Stated problem: Gather all lines with "American" from the records.

Task inputs:
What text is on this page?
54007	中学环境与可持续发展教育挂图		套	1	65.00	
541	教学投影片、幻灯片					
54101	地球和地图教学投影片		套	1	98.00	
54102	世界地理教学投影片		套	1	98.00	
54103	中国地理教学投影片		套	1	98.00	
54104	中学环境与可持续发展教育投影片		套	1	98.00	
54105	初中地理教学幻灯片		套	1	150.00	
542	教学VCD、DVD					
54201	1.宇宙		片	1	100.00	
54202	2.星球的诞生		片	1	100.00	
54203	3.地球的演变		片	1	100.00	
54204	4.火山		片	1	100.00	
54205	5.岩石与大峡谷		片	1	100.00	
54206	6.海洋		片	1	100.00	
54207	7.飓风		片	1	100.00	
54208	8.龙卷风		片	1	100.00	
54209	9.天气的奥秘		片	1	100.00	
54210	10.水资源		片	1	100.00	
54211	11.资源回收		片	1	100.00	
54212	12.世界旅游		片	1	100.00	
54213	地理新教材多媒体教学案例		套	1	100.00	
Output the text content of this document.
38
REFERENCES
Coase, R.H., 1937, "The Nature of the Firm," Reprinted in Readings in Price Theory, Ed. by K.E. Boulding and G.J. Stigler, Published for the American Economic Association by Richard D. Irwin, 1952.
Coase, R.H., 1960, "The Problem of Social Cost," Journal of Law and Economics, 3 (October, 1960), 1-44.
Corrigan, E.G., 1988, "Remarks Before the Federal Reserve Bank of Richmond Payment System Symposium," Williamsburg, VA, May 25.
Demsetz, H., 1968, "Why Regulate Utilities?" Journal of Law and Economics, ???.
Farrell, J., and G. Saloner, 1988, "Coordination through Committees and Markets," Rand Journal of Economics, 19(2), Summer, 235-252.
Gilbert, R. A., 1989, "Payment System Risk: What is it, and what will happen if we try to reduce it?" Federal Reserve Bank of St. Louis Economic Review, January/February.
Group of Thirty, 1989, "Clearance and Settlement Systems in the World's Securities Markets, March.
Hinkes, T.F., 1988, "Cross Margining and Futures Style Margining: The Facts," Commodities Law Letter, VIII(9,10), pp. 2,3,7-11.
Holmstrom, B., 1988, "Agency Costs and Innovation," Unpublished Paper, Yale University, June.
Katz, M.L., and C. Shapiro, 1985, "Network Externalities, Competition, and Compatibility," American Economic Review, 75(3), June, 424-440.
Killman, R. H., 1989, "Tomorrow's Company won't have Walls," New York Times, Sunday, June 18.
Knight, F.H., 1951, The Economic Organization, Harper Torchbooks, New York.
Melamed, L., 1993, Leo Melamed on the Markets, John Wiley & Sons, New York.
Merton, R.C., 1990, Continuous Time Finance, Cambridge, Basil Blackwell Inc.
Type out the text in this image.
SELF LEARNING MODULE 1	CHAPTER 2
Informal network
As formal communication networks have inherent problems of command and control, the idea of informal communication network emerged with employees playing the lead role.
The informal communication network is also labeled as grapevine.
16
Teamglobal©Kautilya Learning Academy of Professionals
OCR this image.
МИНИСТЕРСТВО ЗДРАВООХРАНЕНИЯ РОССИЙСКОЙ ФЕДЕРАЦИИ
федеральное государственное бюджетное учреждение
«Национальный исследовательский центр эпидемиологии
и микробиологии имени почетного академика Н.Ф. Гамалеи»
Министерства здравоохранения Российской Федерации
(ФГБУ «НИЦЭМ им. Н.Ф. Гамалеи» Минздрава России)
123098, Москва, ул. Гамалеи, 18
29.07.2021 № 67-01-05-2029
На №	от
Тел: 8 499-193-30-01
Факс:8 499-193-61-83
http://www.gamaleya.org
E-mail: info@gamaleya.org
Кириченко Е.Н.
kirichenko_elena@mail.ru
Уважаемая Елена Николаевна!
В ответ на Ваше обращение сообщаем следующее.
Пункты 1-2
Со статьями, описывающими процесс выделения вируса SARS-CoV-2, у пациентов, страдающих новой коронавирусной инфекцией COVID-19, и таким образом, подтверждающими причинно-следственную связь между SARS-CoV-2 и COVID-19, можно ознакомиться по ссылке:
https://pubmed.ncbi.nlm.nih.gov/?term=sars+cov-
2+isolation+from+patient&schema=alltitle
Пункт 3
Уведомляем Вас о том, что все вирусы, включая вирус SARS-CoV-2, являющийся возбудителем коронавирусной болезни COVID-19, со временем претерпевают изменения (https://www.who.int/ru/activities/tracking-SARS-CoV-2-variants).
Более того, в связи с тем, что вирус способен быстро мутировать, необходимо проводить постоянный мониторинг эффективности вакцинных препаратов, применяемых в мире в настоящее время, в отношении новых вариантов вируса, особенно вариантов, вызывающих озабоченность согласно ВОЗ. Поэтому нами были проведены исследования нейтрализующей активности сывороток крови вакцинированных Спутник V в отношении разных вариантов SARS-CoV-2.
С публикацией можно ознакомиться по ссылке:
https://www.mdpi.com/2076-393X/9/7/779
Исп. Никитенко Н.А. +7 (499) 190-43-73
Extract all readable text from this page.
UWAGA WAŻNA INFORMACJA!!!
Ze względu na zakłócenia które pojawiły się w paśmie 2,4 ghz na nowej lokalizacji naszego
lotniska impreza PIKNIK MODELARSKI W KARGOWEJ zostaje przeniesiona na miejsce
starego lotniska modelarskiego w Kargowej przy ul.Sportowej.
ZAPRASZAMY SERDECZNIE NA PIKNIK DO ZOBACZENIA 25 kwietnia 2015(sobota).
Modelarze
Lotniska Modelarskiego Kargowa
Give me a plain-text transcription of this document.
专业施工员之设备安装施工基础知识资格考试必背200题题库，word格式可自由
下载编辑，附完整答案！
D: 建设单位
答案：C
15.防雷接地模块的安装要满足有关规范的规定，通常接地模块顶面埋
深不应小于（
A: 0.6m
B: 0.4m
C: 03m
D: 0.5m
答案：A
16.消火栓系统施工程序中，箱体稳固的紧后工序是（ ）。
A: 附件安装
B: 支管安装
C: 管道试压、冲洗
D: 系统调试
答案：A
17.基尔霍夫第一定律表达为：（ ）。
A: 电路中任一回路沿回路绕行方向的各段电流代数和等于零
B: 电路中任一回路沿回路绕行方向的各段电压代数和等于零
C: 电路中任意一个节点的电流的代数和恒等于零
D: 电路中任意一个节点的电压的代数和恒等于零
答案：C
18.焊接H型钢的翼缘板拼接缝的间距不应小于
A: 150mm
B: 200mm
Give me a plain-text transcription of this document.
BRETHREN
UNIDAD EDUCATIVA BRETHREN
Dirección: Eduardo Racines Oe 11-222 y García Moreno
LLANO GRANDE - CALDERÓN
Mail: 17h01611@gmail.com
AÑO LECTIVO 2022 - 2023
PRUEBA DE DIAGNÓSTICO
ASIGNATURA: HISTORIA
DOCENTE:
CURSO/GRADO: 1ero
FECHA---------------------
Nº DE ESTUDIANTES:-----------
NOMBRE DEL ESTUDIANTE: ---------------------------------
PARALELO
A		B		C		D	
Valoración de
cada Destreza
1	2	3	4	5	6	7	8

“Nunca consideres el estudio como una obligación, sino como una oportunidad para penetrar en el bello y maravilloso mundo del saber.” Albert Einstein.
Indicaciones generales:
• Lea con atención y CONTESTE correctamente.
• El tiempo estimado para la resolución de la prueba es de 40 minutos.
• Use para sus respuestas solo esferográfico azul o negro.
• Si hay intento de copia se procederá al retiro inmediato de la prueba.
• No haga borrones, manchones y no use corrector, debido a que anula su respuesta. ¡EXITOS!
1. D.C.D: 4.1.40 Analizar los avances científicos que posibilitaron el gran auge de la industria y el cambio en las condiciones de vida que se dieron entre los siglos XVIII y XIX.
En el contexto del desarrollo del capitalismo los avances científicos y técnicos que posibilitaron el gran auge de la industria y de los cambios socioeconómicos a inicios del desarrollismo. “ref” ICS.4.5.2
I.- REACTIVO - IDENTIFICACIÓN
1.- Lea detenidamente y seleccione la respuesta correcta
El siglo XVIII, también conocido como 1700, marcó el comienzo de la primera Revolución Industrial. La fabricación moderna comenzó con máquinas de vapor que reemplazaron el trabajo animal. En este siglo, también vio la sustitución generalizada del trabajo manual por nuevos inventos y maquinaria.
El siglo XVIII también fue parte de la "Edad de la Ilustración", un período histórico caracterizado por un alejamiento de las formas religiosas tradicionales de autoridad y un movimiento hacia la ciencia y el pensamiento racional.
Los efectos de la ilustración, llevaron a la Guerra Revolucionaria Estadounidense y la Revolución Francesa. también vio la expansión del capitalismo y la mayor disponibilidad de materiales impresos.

The result:
Coase, R.H., 1937, "The Nature of the Firm," Reprinted in Readings in Price Theory, Ed. by K.E. Boulding and G.J. Stigler, Published for the American Economic Association by Richard D. Irwin, 1952.
Katz, M.L., and C. Shapiro, 1985, "Network Externalities, Competition, and Compatibility," American Economic Review, 75(3), June, 424-440.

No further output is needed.